━━━━━ Extracted information ━━━━━

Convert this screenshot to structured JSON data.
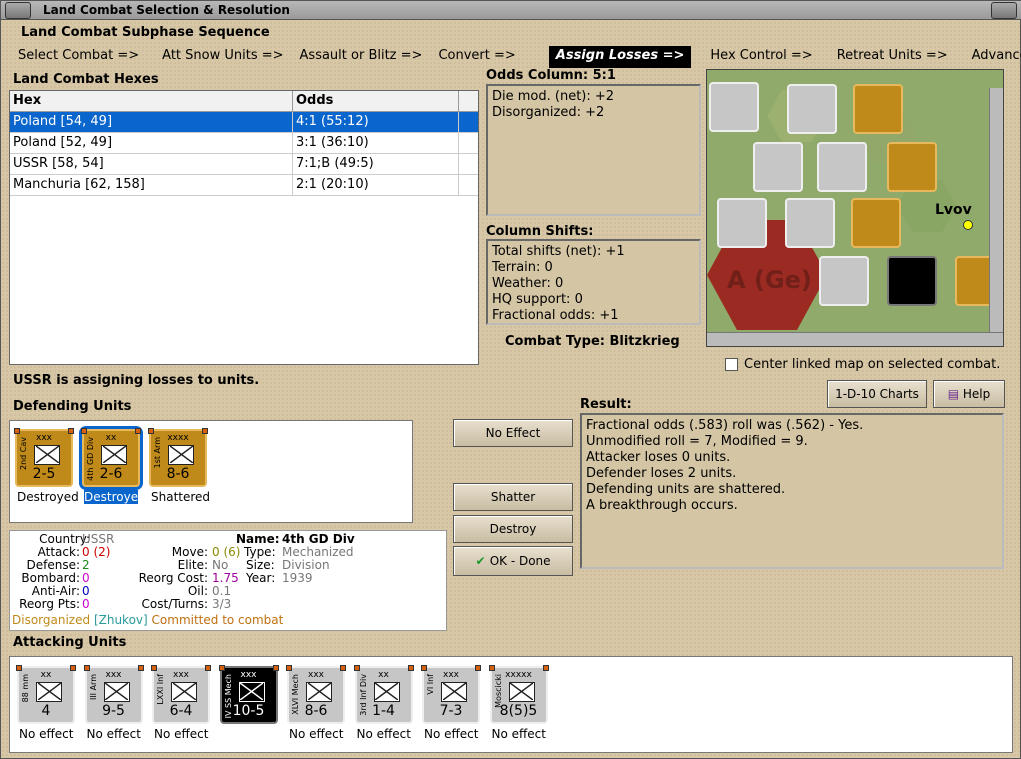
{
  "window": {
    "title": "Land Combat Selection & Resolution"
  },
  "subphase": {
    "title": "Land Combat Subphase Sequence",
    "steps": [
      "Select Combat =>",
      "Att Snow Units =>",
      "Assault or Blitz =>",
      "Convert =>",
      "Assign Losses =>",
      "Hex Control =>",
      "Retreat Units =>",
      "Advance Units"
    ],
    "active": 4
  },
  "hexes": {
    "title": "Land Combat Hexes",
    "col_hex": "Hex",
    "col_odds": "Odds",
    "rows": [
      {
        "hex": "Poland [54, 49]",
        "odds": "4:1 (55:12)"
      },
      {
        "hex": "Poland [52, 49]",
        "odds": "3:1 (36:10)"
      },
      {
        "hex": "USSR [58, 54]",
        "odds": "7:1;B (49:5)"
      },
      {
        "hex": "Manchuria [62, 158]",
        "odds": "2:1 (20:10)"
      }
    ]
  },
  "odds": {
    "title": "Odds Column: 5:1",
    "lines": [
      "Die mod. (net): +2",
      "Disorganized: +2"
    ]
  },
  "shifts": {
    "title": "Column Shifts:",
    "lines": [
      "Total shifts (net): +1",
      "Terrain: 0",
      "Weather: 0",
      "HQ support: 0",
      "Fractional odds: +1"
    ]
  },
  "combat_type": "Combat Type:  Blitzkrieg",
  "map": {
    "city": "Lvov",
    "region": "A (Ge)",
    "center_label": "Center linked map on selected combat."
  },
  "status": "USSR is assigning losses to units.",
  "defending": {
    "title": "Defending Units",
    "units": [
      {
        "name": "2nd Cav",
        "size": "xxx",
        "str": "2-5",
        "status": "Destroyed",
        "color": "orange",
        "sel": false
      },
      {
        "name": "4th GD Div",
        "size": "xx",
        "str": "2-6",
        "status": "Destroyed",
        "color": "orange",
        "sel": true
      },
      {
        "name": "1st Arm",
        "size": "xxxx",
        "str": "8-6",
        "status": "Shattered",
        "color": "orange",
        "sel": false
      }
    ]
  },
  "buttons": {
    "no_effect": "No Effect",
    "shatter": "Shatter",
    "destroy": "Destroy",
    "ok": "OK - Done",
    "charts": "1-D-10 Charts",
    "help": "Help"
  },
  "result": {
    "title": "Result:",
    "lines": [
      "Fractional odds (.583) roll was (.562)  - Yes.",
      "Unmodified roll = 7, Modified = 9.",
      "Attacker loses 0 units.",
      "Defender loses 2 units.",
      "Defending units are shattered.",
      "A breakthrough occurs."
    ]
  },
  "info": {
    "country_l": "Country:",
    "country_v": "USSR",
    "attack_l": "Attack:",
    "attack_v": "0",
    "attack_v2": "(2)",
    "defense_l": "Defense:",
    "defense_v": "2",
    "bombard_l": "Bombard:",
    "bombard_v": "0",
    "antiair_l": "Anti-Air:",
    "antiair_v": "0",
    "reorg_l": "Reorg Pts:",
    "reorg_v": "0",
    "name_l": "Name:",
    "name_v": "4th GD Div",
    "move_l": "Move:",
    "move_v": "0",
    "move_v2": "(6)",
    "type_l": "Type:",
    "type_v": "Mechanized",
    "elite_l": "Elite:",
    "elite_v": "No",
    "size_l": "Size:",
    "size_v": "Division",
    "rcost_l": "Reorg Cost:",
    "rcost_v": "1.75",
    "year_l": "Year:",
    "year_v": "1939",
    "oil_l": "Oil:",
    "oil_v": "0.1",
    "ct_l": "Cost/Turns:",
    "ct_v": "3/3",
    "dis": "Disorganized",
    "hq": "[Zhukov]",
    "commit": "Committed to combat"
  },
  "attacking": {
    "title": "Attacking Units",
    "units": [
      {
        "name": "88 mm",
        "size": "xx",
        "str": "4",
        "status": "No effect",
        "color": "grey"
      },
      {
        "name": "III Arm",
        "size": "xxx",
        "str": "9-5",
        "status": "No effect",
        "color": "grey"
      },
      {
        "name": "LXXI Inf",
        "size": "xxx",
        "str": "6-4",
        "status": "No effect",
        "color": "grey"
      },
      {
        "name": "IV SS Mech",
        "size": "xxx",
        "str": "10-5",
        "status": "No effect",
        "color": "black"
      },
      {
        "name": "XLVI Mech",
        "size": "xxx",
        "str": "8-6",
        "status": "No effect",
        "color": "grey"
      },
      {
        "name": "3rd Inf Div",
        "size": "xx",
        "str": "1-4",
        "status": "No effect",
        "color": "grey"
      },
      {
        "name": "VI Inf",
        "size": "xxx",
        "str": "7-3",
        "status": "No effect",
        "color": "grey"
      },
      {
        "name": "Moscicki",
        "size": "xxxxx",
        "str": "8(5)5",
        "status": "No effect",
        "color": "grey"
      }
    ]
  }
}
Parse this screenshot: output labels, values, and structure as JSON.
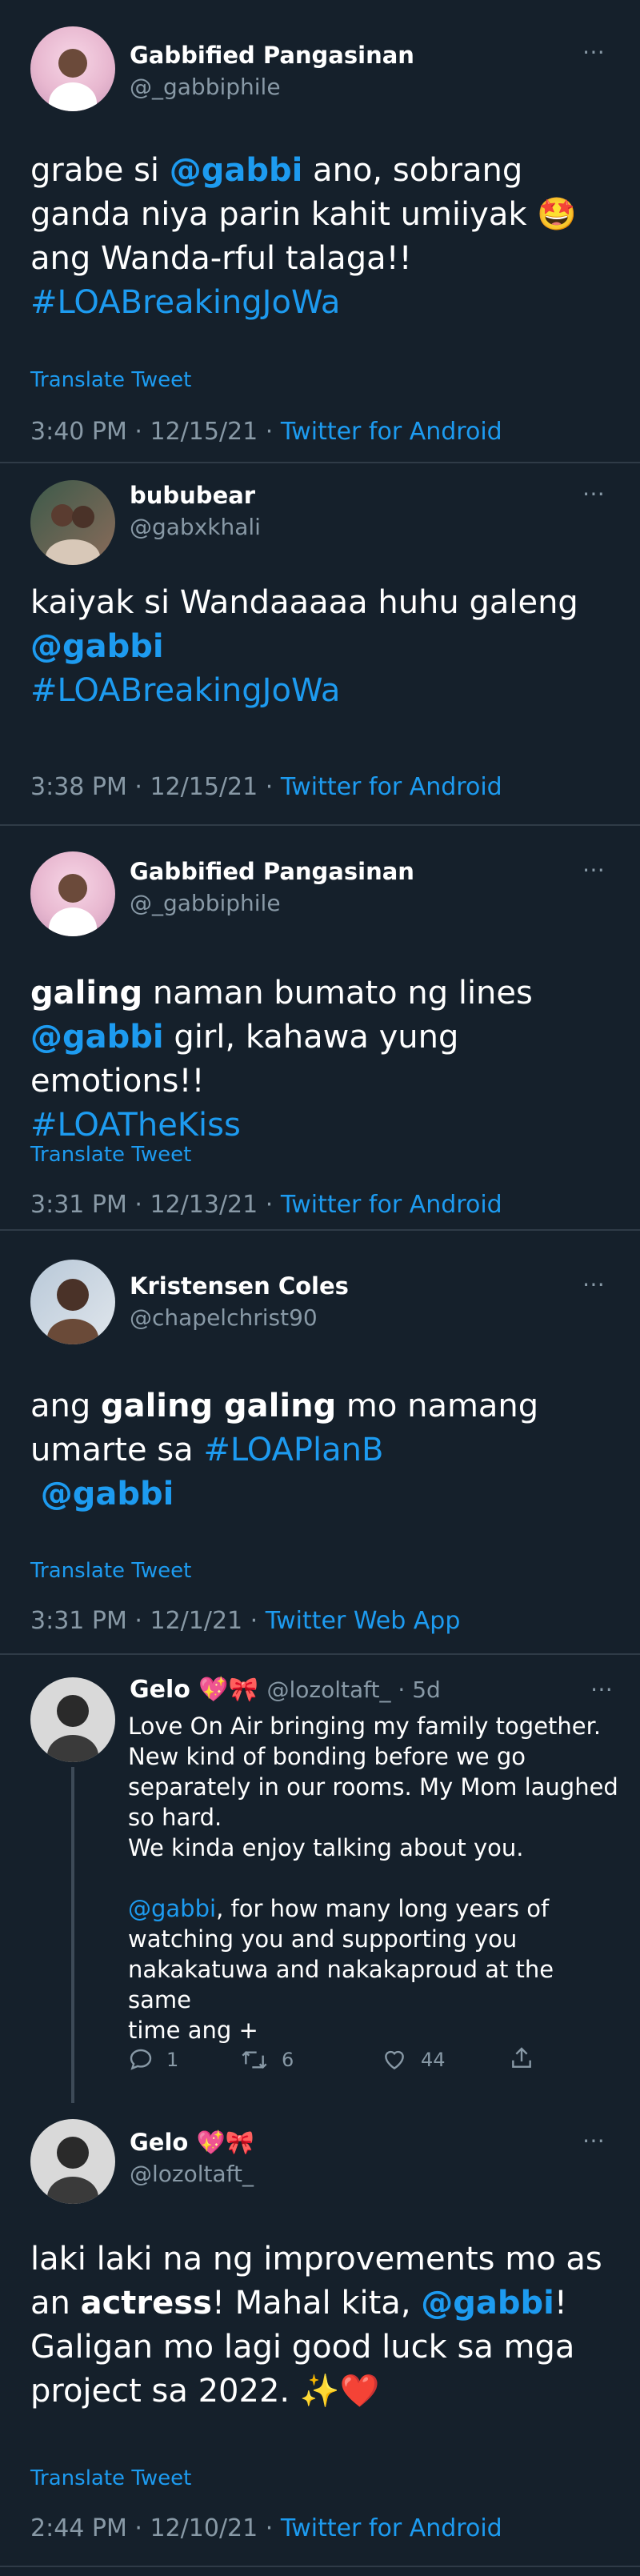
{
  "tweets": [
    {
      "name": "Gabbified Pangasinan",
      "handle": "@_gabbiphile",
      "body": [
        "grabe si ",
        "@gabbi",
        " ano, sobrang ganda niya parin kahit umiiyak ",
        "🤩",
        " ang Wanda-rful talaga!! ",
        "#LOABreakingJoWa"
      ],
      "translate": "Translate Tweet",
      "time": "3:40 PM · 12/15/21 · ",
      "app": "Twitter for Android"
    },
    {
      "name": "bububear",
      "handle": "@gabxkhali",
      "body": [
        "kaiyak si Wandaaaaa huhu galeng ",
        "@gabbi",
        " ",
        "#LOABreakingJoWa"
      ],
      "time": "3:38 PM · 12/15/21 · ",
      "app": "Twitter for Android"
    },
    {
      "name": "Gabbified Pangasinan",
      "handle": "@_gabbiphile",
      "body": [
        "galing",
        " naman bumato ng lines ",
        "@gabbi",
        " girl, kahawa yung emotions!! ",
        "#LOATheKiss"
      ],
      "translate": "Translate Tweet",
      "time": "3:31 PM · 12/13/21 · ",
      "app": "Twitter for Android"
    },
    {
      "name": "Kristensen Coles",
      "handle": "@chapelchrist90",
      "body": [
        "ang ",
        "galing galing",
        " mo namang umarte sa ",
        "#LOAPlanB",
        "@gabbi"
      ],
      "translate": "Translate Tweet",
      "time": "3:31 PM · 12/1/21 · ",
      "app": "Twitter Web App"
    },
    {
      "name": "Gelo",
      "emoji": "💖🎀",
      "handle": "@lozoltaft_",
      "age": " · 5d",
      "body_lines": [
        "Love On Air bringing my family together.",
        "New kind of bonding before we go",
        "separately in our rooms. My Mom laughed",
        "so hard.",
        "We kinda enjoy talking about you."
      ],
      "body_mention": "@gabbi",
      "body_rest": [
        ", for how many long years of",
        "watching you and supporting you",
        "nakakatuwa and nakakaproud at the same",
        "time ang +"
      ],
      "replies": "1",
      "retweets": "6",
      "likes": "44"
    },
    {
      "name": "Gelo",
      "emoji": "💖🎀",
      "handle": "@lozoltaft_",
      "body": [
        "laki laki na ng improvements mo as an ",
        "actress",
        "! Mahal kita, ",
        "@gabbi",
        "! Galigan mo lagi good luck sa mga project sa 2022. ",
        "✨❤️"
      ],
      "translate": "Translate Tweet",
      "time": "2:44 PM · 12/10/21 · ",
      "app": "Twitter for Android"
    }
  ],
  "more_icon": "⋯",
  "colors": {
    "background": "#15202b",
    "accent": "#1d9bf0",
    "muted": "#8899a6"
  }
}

━━━━━

Stated task: From the material above, reproduce everything verbatim except the pictures.

Task output:
Convert this screenshot to structured JSON data.
{
  "window": {
    "title": "Land Combat Selection & Resolution"
  },
  "subphase": {
    "title": "Land Combat Subphase Sequence",
    "steps": [
      "Select Combat =>",
      "Att Snow Units =>",
      "Assault or Blitz =>",
      "Convert =>",
      "Assign Losses =>",
      "Hex Control =>",
      "Retreat Units =>",
      "Advance Units"
    ],
    "active": 4
  },
  "hexes": {
    "title": "Land Combat Hexes",
    "col_hex": "Hex",
    "col_odds": "Odds",
    "rows": [
      {
        "hex": "Poland [54, 49]",
        "odds": "4:1 (55:12)"
      },
      {
        "hex": "Poland [52, 49]",
        "odds": "3:1 (36:10)"
      },
      {
        "hex": "USSR [58, 54]",
        "odds": "7:1;B (49:5)"
      },
      {
        "hex": "Manchuria [62, 158]",
        "odds": "2:1 (20:10)"
      }
    ]
  },
  "odds": {
    "title": "Odds Column: 5:1",
    "lines": [
      "Die mod. (net): +2",
      "Disorganized: +2"
    ]
  },
  "shifts": {
    "title": "Column Shifts:",
    "lines": [
      "Total shifts (net): +1",
      "Terrain: 0",
      "Weather: 0",
      "HQ support: 0",
      "Fractional odds: +1"
    ]
  },
  "combat_type": "Combat Type:  Blitzkrieg",
  "map": {
    "city": "Lvov",
    "region": "A (Ge)",
    "center_label": "Center linked map on selected combat."
  },
  "status": "USSR is assigning losses to units.",
  "defending": {
    "title": "Defending Units",
    "units": [
      {
        "name": "2nd Cav",
        "size": "xxx",
        "str": "2-5",
        "status": "Destroyed",
        "color": "orange",
        "sel": false
      },
      {
        "name": "4th GD Div",
        "size": "xx",
        "str": "2-6",
        "status": "Destroyed",
        "color": "orange",
        "sel": true
      },
      {
        "name": "1st Arm",
        "size": "xxxx",
        "str": "8-6",
        "status": "Shattered",
        "color": "orange",
        "sel": false
      }
    ]
  },
  "buttons": {
    "no_effect": "No Effect",
    "shatter": "Shatter",
    "destroy": "Destroy",
    "ok": "OK - Done",
    "charts": "1-D-10 Charts",
    "help": "Help"
  },
  "result": {
    "title": "Result:",
    "lines": [
      "Fractional odds (.583) roll was (.562)  - Yes.",
      "Unmodified roll = 7, Modified = 9.",
      "Attacker loses 0 units.",
      "Defender loses 2 units.",
      "Defending units are shattered.",
      "A breakthrough occurs."
    ]
  },
  "info": {
    "country_l": "Country:",
    "country_v": "USSR",
    "attack_l": "Attack:",
    "attack_v": "0",
    "attack_v2": "(2)",
    "defense_l": "Defense:",
    "defense_v": "2",
    "bombard_l": "Bombard:",
    "bombard_v": "0",
    "antiair_l": "Anti-Air:",
    "antiair_v": "0",
    "reorg_l": "Reorg Pts:",
    "reorg_v": "0",
    "name_l": "Name:",
    "name_v": "4th GD Div",
    "move_l": "Move:",
    "move_v": "0",
    "move_v2": "(6)",
    "type_l": "Type:",
    "type_v": "Mechanized",
    "elite_l": "Elite:",
    "elite_v": "No",
    "size_l": "Size:",
    "size_v": "Division",
    "rcost_l": "Reorg Cost:",
    "rcost_v": "1.75",
    "year_l": "Year:",
    "year_v": "1939",
    "oil_l": "Oil:",
    "oil_v": "0.1",
    "ct_l": "Cost/Turns:",
    "ct_v": "3/3",
    "dis": "Disorganized",
    "hq": "[Zhukov]",
    "commit": "Committed to combat"
  },
  "attacking": {
    "title": "Attacking Units",
    "units": [
      {
        "name": "88 mm",
        "size": "xx",
        "str": "4",
        "status": "No effect",
        "color": "grey"
      },
      {
        "name": "III Arm",
        "size": "xxx",
        "str": "9-5",
        "status": "No effect",
        "color": "grey"
      },
      {
        "name": "LXXI Inf",
        "size": "xxx",
        "str": "6-4",
        "status": "No effect",
        "color": "grey"
      },
      {
        "name": "IV SS Mech",
        "size": "xxx",
        "str": "10-5",
        "status": "No effect",
        "color": "black"
      },
      {
        "name": "XLVI Mech",
        "size": "xxx",
        "str": "8-6",
        "status": "No effect",
        "color": "grey"
      },
      {
        "name": "3rd Inf Div",
        "size": "xx",
        "str": "1-4",
        "status": "No effect",
        "color": "grey"
      },
      {
        "name": "VI Inf",
        "size": "xxx",
        "str": "7-3",
        "status": "No effect",
        "color": "grey"
      },
      {
        "name": "Moscicki",
        "size": "xxxxx",
        "str": "8(5)5",
        "status": "No effect",
        "color": "grey"
      }
    ]
  }
}
Parse this screenshot: output labels, values, and structure as JSON.
{
  "tweets": [
    {
      "name": "Gabbified Pangasinan",
      "handle": "@_gabbiphile",
      "body": [
        "grabe si ",
        "@gabbi",
        " ano, sobrang ganda niya parin kahit umiiyak ",
        "🤩",
        " ang Wanda-rful talaga!! ",
        "#LOABreakingJoWa"
      ],
      "translate": "Translate Tweet",
      "time": "3:40 PM · 12/15/21 · ",
      "app": "Twitter for Android"
    },
    {
      "name": "bububear",
      "handle": "@gabxkhali",
      "body": [
        "kaiyak si Wandaaaaa huhu galeng ",
        "@gabbi",
        " ",
        "#LOABreakingJoWa"
      ],
      "time": "3:38 PM · 12/15/21 · ",
      "app": "Twitter for Android"
    },
    {
      "name": "Gabbified Pangasinan",
      "handle": "@_gabbiphile",
      "body": [
        "galing",
        " naman bumato ng lines ",
        "@gabbi",
        " girl, kahawa yung emotions!! ",
        "#LOATheKiss"
      ],
      "translate": "Translate Tweet",
      "time": "3:31 PM · 12/13/21 · ",
      "app": "Twitter for Android"
    },
    {
      "name": "Kristensen Coles",
      "handle": "@chapelchrist90",
      "body": [
        "ang ",
        "galing galing",
        " mo namang umarte sa ",
        "#LOAPlanB",
        "@gabbi"
      ],
      "translate": "Translate Tweet",
      "time": "3:31 PM · 12/1/21 · ",
      "app": "Twitter Web App"
    },
    {
      "name": "Gelo",
      "emoji": "💖🎀",
      "handle": "@lozoltaft_",
      "age": " · 5d",
      "body_lines": [
        "Love On Air bringing my family together.",
        "New kind of bonding before we go",
        "separately in our rooms. My Mom laughed",
        "so hard.",
        "We kinda enjoy talking about you."
      ],
      "body_mention": "@gabbi",
      "body_rest": [
        ", for how many long years of",
        "watching you and supporting you",
        "nakakatuwa and nakakaproud at the same",
        "time ang +"
      ],
      "replies": "1",
      "retweets": "6",
      "likes": "44"
    },
    {
      "name": "Gelo",
      "emoji": "💖🎀",
      "handle": "@lozoltaft_",
      "body": [
        "laki laki na ng improvements mo as an ",
        "actress",
        "! Mahal kita, ",
        "@gabbi",
        "! Galigan mo lagi good luck sa mga project sa 2022. ",
        "✨❤️"
      ],
      "translate": "Translate Tweet",
      "time": "2:44 PM · 12/10/21 · ",
      "app": "Twitter for Android"
    }
  ],
  "more_icon": "⋯",
  "colors": {
    "background": "#15202b",
    "accent": "#1d9bf0",
    "muted": "#8899a6"
  }
}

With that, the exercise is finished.